(Extracted data entries)
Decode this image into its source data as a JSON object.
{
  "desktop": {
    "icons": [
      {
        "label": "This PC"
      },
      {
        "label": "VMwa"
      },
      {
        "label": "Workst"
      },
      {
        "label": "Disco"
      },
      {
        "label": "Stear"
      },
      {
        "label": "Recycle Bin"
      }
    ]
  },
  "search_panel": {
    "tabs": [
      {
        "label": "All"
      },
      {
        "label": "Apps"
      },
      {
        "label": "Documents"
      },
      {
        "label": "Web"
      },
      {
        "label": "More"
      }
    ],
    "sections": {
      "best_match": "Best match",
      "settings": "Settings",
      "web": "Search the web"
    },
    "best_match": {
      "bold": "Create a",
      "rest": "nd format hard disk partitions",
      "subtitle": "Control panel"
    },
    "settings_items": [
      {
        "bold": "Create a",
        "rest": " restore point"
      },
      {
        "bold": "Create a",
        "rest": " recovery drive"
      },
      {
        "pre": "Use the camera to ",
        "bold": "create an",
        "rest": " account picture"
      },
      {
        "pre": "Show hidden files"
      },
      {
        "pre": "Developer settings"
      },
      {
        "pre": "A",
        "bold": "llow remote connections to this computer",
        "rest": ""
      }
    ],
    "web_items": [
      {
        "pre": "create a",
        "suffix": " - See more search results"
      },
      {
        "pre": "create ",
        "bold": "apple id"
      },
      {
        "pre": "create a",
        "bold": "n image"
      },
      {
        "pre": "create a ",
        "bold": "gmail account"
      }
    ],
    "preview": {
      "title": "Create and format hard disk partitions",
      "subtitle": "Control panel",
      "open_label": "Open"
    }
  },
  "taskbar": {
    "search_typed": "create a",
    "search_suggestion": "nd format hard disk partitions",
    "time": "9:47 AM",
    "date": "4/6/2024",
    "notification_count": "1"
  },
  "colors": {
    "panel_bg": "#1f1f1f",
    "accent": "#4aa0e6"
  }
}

Direction | Return the listing above in full, character for character.

Solution to this exercise |
Decode this image into its source data as a JSON object.
{
  "desktop": {
    "icons": [
      {
        "label": "This PC"
      },
      {
        "label": "VMwa"
      },
      {
        "label": "Workst"
      },
      {
        "label": "Disco"
      },
      {
        "label": "Stear"
      },
      {
        "label": "Recycle Bin"
      }
    ]
  },
  "search_panel": {
    "tabs": [
      {
        "label": "All"
      },
      {
        "label": "Apps"
      },
      {
        "label": "Documents"
      },
      {
        "label": "Web"
      },
      {
        "label": "More"
      }
    ],
    "sections": {
      "best_match": "Best match",
      "settings": "Settings",
      "web": "Search the web"
    },
    "best_match": {
      "bold": "Create a",
      "rest": "nd format hard disk partitions",
      "subtitle": "Control panel"
    },
    "settings_items": [
      {
        "bold": "Create a",
        "rest": " restore point"
      },
      {
        "bold": "Create a",
        "rest": " recovery drive"
      },
      {
        "pre": "Use the camera to ",
        "bold": "create an",
        "rest": " account picture"
      },
      {
        "pre": "Show hidden files"
      },
      {
        "pre": "Developer settings"
      },
      {
        "pre": "A",
        "bold": "llow remote connections to this computer",
        "rest": ""
      }
    ],
    "web_items": [
      {
        "pre": "create a",
        "suffix": " - See more search results"
      },
      {
        "pre": "create ",
        "bold": "apple id"
      },
      {
        "pre": "create a",
        "bold": "n image"
      },
      {
        "pre": "create a ",
        "bold": "gmail account"
      }
    ],
    "preview": {
      "title": "Create and format hard disk partitions",
      "subtitle": "Control panel",
      "open_label": "Open"
    }
  },
  "taskbar": {
    "search_typed": "create a",
    "search_suggestion": "nd format hard disk partitions",
    "time": "9:47 AM",
    "date": "4/6/2024",
    "notification_count": "1"
  },
  "colors": {
    "panel_bg": "#1f1f1f",
    "accent": "#4aa0e6"
  }
}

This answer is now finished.